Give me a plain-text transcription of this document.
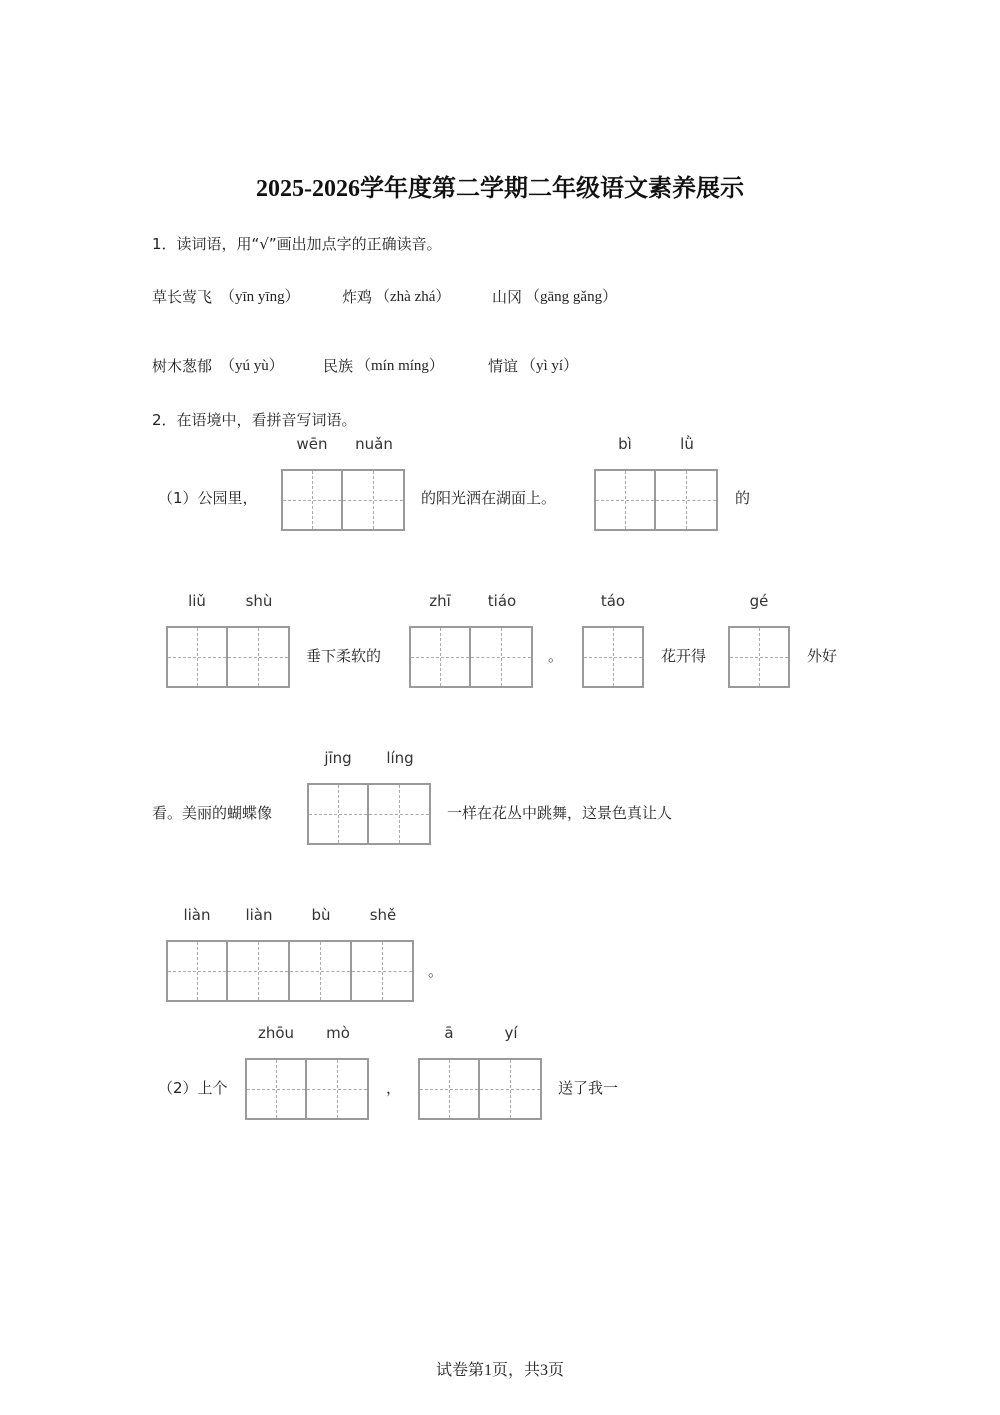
2025-2026学年度第二学期二年级语文素养展示
1．读词语，用“√”画出加点字的正确读音。
草长莺飞 （yīn yīng）	炸鸡 （zhà zhá）	山冈 （gāng gǎng）
树木葱郁 （yú yù）	民族 （mín míng）	情谊 （yì yí）
2．在语境中，看拼音写词语。
（1）公园里，
wēn	nuǎn
的阳光洒在湖面上。
bì	lǜ
的
liǔ	shù
垂下柔软的
zhī	tiáo
。
táo
花开得
gé
外好
看。美丽的蝴蝶像
jīng	líng
一样在花丛中跳舞，这景色真让人
liàn	liàn	bù	shě
。
（2）上个
zhōu	mò
，
ā	yí
送了我一
试卷第1页，共3页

- - - - -

Restate every record exactly, please; do not copy the pictures.

Give me a plain-text transcription of this document.
2025-2026学年度第二学期二年级语文素养展示
1．读词语，用“√”画出加点字的正确读音。
草长莺飞 （yīn yīng）	炸鸡 （zhà zhá）	山冈 （gāng gǎng）
树木葱郁 （yú yù）	民族 （mín míng）	情谊 （yì yí）
2．在语境中，看拼音写词语。
（1）公园里，
wēn	nuǎn
的阳光洒在湖面上。
bì	lǜ
的
liǔ	shù
垂下柔软的
zhī	tiáo
。
táo
花开得
gé
外好
看。美丽的蝴蝶像
jīng	líng
一样在花丛中跳舞，这景色真让人
liàn	liàn	bù	shě
。
（2）上个
zhōu	mò
，
ā	yí
送了我一
试卷第1页，共3页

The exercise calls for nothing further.